### Work to complete
Review the listing and copy each line that holds the word "Frantou".

### Records to process
:::
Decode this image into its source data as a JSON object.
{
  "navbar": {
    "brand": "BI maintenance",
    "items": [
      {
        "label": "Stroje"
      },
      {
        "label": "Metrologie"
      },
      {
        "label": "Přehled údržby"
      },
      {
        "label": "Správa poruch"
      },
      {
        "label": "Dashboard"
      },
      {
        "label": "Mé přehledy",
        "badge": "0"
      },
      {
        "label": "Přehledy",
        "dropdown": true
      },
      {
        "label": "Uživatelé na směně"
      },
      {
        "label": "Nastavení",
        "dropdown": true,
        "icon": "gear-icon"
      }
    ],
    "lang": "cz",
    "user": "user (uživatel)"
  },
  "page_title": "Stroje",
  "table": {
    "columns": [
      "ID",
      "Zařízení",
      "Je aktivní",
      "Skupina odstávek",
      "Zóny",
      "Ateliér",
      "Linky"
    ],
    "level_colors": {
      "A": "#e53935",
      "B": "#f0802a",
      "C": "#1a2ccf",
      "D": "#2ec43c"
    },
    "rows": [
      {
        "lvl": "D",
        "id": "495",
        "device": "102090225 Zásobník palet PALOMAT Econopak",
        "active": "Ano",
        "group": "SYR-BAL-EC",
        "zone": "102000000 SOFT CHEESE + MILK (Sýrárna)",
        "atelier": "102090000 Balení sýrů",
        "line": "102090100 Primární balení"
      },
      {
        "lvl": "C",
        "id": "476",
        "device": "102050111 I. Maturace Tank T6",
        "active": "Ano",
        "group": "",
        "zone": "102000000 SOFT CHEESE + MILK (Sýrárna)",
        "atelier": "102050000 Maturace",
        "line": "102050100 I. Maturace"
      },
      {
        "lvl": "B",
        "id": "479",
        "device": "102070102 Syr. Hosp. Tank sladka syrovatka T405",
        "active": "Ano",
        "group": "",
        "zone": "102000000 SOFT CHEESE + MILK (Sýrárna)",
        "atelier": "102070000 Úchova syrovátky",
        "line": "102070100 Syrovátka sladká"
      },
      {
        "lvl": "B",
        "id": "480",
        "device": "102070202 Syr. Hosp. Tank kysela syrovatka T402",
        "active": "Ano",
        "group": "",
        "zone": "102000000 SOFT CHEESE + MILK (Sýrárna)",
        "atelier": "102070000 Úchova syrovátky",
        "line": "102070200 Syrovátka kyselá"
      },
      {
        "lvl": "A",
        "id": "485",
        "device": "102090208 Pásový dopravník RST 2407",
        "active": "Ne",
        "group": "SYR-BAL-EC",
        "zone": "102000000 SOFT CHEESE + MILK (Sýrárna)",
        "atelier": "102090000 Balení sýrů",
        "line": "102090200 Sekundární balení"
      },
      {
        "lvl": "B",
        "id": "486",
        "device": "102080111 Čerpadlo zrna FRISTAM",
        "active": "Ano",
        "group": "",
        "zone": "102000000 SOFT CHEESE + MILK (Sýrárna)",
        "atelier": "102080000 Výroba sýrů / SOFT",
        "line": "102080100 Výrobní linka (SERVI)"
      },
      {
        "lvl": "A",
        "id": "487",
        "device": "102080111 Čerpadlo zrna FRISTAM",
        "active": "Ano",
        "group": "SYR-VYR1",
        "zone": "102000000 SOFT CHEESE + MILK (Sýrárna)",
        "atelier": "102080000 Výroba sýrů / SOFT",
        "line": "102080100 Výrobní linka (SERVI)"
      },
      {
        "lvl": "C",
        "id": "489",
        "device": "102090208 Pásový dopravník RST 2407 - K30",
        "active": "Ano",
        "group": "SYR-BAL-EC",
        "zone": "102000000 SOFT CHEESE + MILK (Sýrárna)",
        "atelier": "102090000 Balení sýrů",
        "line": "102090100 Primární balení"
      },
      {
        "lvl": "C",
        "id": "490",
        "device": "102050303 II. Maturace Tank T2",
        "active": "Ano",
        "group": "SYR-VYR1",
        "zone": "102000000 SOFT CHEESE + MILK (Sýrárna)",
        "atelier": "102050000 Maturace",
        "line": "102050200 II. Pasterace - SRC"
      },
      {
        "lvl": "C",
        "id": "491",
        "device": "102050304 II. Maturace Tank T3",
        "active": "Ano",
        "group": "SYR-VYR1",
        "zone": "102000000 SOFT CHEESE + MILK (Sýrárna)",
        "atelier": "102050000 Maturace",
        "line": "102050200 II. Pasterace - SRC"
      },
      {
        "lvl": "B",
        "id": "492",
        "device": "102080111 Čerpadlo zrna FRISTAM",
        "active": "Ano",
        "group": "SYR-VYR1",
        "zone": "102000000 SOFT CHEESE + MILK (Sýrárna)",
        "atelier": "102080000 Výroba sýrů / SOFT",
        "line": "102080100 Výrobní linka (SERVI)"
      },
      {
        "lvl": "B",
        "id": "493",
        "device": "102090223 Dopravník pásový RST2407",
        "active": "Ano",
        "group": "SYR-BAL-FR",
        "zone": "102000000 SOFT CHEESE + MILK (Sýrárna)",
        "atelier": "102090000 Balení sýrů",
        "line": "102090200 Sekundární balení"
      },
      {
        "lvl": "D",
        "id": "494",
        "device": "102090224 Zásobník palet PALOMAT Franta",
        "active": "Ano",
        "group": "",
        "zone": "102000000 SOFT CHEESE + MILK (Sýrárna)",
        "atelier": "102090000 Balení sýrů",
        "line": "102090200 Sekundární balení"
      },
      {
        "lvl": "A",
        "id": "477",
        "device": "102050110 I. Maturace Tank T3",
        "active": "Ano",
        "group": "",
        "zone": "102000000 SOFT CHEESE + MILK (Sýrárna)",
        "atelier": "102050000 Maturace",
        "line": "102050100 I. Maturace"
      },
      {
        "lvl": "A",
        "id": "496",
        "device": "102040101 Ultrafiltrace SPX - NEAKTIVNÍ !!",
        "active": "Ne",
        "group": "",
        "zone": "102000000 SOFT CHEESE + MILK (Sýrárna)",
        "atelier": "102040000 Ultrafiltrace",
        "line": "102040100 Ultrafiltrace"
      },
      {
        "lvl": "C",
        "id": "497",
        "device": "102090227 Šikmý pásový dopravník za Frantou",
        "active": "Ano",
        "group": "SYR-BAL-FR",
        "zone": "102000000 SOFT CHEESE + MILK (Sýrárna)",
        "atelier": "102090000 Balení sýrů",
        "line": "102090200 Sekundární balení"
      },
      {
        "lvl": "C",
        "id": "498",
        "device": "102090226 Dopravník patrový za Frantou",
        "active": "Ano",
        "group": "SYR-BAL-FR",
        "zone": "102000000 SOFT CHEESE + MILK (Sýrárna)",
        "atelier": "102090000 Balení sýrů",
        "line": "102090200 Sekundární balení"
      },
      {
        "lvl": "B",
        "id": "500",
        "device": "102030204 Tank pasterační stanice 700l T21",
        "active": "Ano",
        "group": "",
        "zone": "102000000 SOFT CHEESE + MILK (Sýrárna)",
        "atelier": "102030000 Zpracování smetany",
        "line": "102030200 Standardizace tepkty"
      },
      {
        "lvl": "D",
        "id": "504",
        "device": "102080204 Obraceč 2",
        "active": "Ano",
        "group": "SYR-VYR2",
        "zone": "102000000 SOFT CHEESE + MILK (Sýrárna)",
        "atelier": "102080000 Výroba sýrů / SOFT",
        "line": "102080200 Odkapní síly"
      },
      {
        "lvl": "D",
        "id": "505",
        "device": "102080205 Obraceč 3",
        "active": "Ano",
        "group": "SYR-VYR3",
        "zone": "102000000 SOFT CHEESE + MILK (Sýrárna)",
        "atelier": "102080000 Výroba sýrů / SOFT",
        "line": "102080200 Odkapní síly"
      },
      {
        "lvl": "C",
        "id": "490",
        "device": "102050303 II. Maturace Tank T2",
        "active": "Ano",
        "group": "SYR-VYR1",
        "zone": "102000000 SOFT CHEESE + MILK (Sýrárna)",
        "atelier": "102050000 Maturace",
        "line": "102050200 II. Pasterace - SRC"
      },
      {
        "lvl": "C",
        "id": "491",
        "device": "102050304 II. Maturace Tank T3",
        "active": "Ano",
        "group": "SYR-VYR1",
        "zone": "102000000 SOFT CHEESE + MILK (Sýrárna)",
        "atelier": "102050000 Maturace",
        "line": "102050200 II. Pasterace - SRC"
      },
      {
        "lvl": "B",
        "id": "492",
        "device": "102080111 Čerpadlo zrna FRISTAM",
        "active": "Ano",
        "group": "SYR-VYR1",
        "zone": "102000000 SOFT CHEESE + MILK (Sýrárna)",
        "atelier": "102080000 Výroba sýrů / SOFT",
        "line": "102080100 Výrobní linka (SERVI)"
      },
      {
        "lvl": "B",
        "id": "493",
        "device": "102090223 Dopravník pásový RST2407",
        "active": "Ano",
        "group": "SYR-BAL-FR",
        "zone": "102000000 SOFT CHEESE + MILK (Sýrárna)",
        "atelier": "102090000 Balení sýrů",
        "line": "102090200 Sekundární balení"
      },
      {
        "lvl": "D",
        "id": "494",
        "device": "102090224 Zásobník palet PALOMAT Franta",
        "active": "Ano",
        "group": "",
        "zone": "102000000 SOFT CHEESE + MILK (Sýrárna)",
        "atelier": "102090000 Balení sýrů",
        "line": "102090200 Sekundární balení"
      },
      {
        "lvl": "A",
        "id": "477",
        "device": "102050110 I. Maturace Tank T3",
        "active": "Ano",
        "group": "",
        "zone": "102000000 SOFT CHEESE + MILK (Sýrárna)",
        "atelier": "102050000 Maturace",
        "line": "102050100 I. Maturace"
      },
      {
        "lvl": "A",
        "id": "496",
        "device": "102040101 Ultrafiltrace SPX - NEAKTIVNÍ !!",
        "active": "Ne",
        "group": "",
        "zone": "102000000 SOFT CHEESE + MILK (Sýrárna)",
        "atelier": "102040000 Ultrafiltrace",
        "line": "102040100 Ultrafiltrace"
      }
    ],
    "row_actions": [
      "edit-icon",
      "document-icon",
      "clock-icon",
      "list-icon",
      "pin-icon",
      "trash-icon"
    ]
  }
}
:::
### Answer for the task
        "device": "102090227 Šikmý pásový dopravník za Frantou",
        "device": "102090226 Dopravník patrový za Frantou",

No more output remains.